Write each line out again exactly as written.

(Dataset rows)
# # # # # # #

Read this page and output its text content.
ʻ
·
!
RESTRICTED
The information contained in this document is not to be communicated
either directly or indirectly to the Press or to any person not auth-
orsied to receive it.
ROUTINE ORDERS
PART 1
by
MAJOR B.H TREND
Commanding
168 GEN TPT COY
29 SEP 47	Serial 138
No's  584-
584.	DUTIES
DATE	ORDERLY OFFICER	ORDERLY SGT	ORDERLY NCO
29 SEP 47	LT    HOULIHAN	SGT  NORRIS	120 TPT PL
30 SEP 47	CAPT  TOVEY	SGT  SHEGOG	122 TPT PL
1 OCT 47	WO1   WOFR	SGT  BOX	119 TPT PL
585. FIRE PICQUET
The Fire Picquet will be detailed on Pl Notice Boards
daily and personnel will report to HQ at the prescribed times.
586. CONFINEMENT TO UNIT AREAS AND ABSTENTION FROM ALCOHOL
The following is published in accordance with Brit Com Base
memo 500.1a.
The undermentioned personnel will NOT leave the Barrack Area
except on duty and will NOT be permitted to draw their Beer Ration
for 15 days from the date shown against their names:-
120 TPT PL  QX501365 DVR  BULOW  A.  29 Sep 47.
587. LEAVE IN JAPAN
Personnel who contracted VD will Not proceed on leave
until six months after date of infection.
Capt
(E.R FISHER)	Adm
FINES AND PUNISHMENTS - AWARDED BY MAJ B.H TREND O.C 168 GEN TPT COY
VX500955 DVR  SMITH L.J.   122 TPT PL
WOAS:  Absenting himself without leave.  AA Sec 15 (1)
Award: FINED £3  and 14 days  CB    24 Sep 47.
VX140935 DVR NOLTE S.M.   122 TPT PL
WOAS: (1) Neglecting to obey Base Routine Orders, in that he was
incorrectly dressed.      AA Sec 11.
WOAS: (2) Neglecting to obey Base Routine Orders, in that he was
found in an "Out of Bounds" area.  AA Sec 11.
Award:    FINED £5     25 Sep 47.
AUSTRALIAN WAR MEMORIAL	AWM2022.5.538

# # # # # # #

» **Task solution**
Read this page and output its text content.
ʻ
·
!
RESTRICTED
The information contained in this document is not to be communicated
either directly or indirectly to the Press or to any person not auth-
orsied to receive it.
ROUTINE ORDERS
PART 1
by
MAJOR B.H TREND
Commanding
168 GEN TPT COY
29 SEP 47	Serial 138
No's  584-
584.	DUTIES
DATE	ORDERLY OFFICER	ORDERLY SGT	ORDERLY NCO
29 SEP 47	LT    HOULIHAN	SGT  NORRIS	120 TPT PL
30 SEP 47	CAPT  TOVEY	SGT  SHEGOG	122 TPT PL
1 OCT 47	WO1   WOFR	SGT  BOX	119 TPT PL
585. FIRE PICQUET
The Fire Picquet will be detailed on Pl Notice Boards
daily and personnel will report to HQ at the prescribed times.
586. CONFINEMENT TO UNIT AREAS AND ABSTENTION FROM ALCOHOL
The following is published in accordance with Brit Com Base
memo 500.1a.
The undermentioned personnel will NOT leave the Barrack Area
except on duty and will NOT be permitted to draw their Beer Ration
for 15 days from the date shown against their names:-
120 TPT PL  QX501365 DVR  BULOW  A.  29 Sep 47.
587. LEAVE IN JAPAN
Personnel who contracted VD will Not proceed on leave
until six months after date of infection.
Capt
(E.R FISHER)	Adm
FINES AND PUNISHMENTS - AWARDED BY MAJ B.H TREND O.C 168 GEN TPT COY
VX500955 DVR  SMITH L.J.   122 TPT PL
WOAS:  Absenting himself without leave.  AA Sec 15 (1)
Award: FINED £3  and 14 days  CB    24 Sep 47.
VX140935 DVR NOLTE S.M.   122 TPT PL
WOAS: (1) Neglecting to obey Base Routine Orders, in that he was
incorrectly dressed.      AA Sec 11.
WOAS: (2) Neglecting to obey Base Routine Orders, in that he was
found in an "Out of Bounds" area.  AA Sec 11.
Award:    FINED £5     25 Sep 47.
AUSTRALIAN WAR MEMORIAL	AWM2022.5.538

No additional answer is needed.